Begin

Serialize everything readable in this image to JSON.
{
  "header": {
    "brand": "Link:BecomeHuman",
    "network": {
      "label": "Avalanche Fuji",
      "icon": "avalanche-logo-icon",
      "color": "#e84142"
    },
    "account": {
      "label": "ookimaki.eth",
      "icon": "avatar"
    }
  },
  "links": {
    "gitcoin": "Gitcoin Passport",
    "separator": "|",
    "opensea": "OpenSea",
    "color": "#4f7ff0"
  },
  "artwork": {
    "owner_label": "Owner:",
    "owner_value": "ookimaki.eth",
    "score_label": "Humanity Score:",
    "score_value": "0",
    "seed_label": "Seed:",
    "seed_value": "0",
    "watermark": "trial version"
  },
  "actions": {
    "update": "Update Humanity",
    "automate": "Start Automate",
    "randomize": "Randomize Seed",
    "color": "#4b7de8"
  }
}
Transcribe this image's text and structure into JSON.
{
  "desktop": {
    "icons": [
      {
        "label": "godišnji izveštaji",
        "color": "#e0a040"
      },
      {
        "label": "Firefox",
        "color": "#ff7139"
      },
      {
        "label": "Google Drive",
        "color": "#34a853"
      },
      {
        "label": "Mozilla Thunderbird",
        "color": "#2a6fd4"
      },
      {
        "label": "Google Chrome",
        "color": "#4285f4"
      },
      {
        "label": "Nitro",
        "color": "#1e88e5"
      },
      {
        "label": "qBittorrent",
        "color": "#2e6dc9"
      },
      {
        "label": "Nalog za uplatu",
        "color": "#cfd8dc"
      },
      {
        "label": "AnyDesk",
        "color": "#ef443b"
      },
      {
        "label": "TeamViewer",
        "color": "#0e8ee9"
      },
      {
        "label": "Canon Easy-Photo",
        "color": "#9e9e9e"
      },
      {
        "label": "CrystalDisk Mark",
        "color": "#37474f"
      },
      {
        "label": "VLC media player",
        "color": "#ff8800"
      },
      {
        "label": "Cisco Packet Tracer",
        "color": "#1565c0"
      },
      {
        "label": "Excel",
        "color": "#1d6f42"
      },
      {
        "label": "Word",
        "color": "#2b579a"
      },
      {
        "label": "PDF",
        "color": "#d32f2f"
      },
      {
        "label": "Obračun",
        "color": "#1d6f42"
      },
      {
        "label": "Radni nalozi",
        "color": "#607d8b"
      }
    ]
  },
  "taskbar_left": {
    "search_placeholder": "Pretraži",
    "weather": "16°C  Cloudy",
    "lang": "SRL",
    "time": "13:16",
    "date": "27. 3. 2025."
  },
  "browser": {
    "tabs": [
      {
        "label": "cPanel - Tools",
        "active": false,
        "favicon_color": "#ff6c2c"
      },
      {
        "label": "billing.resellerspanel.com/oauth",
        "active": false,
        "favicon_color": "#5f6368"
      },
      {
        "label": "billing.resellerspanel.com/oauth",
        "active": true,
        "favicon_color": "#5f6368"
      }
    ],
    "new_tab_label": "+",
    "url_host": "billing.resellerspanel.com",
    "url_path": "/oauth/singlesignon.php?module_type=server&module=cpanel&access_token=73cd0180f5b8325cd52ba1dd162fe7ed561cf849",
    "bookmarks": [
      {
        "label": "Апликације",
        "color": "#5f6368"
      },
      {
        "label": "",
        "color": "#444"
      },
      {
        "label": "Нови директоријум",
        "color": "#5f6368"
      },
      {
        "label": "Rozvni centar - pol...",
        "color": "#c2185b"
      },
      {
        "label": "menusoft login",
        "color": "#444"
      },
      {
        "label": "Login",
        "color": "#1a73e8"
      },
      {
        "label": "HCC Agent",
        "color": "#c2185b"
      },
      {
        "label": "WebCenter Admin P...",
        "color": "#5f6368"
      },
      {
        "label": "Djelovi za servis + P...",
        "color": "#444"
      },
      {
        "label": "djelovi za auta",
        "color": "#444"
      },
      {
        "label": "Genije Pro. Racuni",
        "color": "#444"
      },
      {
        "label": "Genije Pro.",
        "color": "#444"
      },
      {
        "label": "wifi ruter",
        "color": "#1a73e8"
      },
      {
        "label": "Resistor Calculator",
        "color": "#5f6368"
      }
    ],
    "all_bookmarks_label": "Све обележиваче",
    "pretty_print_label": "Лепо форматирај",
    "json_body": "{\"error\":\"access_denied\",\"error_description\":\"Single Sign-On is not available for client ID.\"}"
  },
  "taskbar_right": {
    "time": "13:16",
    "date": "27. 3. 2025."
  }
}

End

:: DESCRIPTION OF THE TASK ::
Which lines contain "ookimaki"? Copy each of them out.

:: TASK RESPONSE ::
      "label": "ookimaki.eth",
    "owner_value": "ookimaki.eth",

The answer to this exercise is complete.